(Collected data entries)
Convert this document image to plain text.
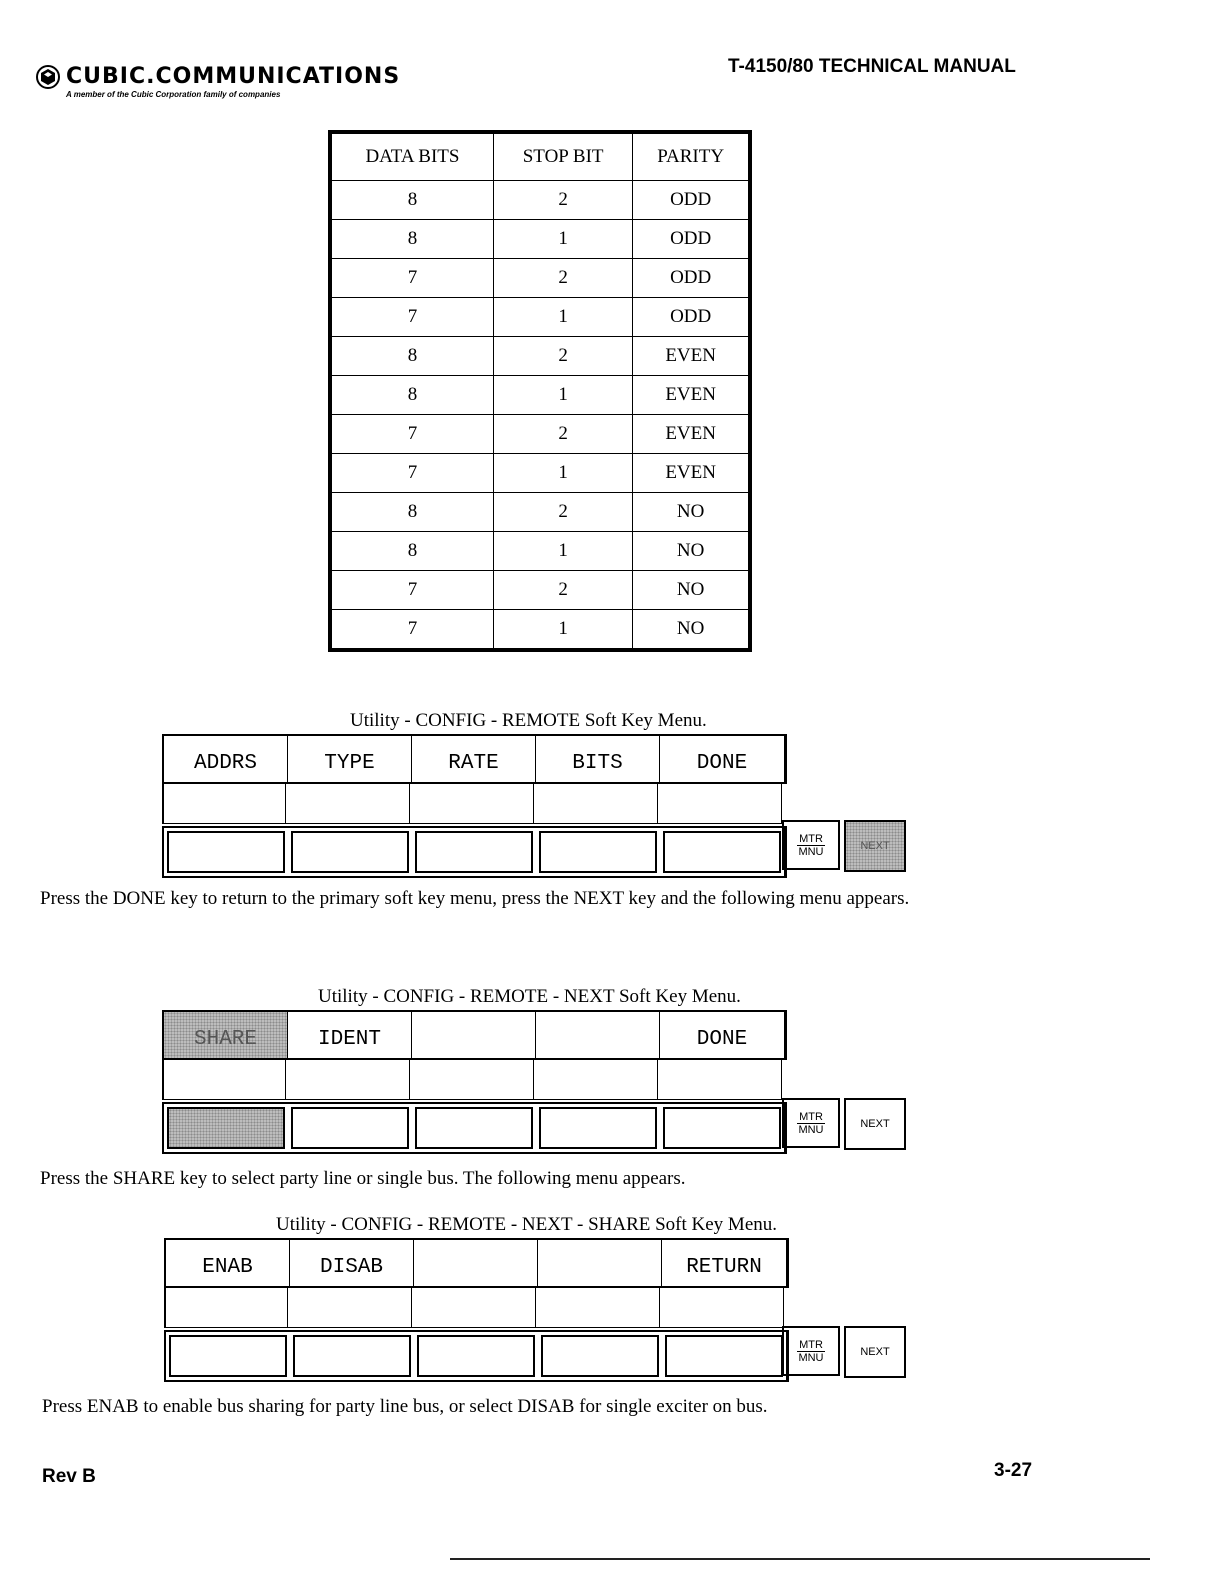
CUBIC.COMMUNICATIONS
A member of the Cubic Corporation family of companies
T-4150/80 TECHNICAL MANUAL
DATA BITS	STOP BIT	PARITY
8	2	ODD
8	1	ODD
7	2	ODD
7	1	ODD
8	2	EVEN
8	1	EVEN
7	2	EVEN
7	1	EVEN
8	2	NO
8	1	NO
7	2	NO
7	1	NO
Utility - CONFIG - REMOTE Soft Key Menu.
ADDRS	TYPE	RATE	BITS	DONE
MTR
MNU	NEXT
Press the DONE key to return to the primary soft key menu, press the NEXT key and the following menu appears.
Utility - CONFIG - REMOTE - NEXT Soft Key Menu.
SHARE	IDENT	DONE
MTR
MNU	NEXT
Press the SHARE key to select party line or single bus. The following menu appears.
Utility - CONFIG - REMOTE - NEXT - SHARE Soft Key Menu.
ENAB	DISAB	RETURN
MTR
MNU	NEXT
Press ENAB to enable bus sharing for party line bus, or select DISAB for single exciter on bus.
Rev B	3-27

- [Exercise objective]
How many of the lines above hold the word "select"? Give only that number.

- [Response to the task]
2